» **Exercise**:
Write the data out again exactly, dropping any images it holds.

## begin Source material

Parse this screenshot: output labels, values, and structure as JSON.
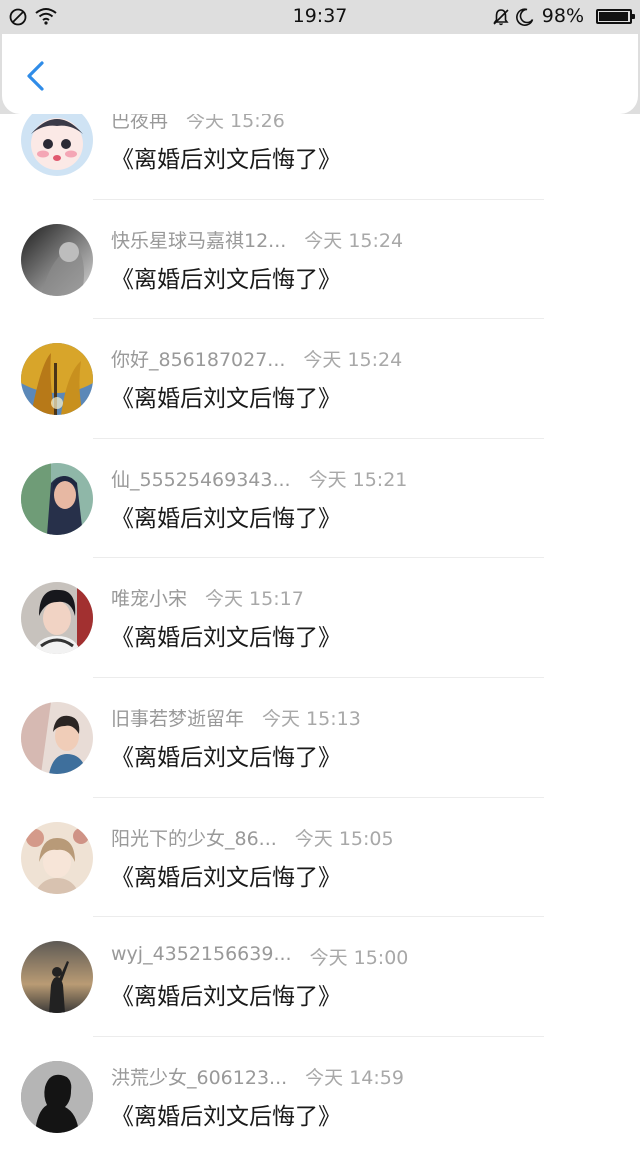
{
  "status_bar": {
    "time": "19:37",
    "battery_percent": "98%",
    "battery_level": 0.98,
    "icons": [
      "dnd-icon",
      "wifi-icon",
      "bell-muted-icon",
      "moon-icon",
      "battery-icon"
    ]
  },
  "header": {
    "back_icon": "chevron-left-icon",
    "accent_color": "#2f8ce8"
  },
  "comments": [
    {
      "name": "巴夜冉",
      "time": "今天 15:26",
      "text": "《离婚后刘文后悔了》"
    },
    {
      "name": "快乐星球马嘉祺12...",
      "time": "今天 15:24",
      "text": "《离婚后刘文后悔了》"
    },
    {
      "name": "你好_856187027...",
      "time": "今天 15:24",
      "text": "《离婚后刘文后悔了》"
    },
    {
      "name": "仙_55525469343...",
      "time": "今天 15:21",
      "text": "《离婚后刘文后悔了》"
    },
    {
      "name": "唯宠小宋",
      "time": "今天 15:17",
      "text": "《离婚后刘文后悔了》"
    },
    {
      "name": "旧事若梦逝留年",
      "time": "今天 15:13",
      "text": "《离婚后刘文后悔了》"
    },
    {
      "name": "阳光下的少女_86...",
      "time": "今天 15:05",
      "text": "《离婚后刘文后悔了》"
    },
    {
      "name": "wyj_4352156639...",
      "time": "今天 15:00",
      "text": "《离婚后刘文后悔了》"
    },
    {
      "name": "洪荒少女_606123...",
      "time": "今天 14:59",
      "text": "《离婚后刘文后悔了》"
    }
  ]
}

## end Source material

» **Written reply**:
Parse this screenshot: output labels, values, and structure as JSON.
{
  "status_bar": {
    "time": "19:37",
    "battery_percent": "98%",
    "battery_level": 0.98,
    "icons": [
      "dnd-icon",
      "wifi-icon",
      "bell-muted-icon",
      "moon-icon",
      "battery-icon"
    ]
  },
  "header": {
    "back_icon": "chevron-left-icon",
    "accent_color": "#2f8ce8"
  },
  "comments": [
    {
      "name": "巴夜冉",
      "time": "今天 15:26",
      "text": "《离婚后刘文后悔了》"
    },
    {
      "name": "快乐星球马嘉祺12...",
      "time": "今天 15:24",
      "text": "《离婚后刘文后悔了》"
    },
    {
      "name": "你好_856187027...",
      "time": "今天 15:24",
      "text": "《离婚后刘文后悔了》"
    },
    {
      "name": "仙_55525469343...",
      "time": "今天 15:21",
      "text": "《离婚后刘文后悔了》"
    },
    {
      "name": "唯宠小宋",
      "time": "今天 15:17",
      "text": "《离婚后刘文后悔了》"
    },
    {
      "name": "旧事若梦逝留年",
      "time": "今天 15:13",
      "text": "《离婚后刘文后悔了》"
    },
    {
      "name": "阳光下的少女_86...",
      "time": "今天 15:05",
      "text": "《离婚后刘文后悔了》"
    },
    {
      "name": "wyj_4352156639...",
      "time": "今天 15:00",
      "text": "《离婚后刘文后悔了》"
    },
    {
      "name": "洪荒少女_606123...",
      "time": "今天 14:59",
      "text": "《离婚后刘文后悔了》"
    }
  ]
}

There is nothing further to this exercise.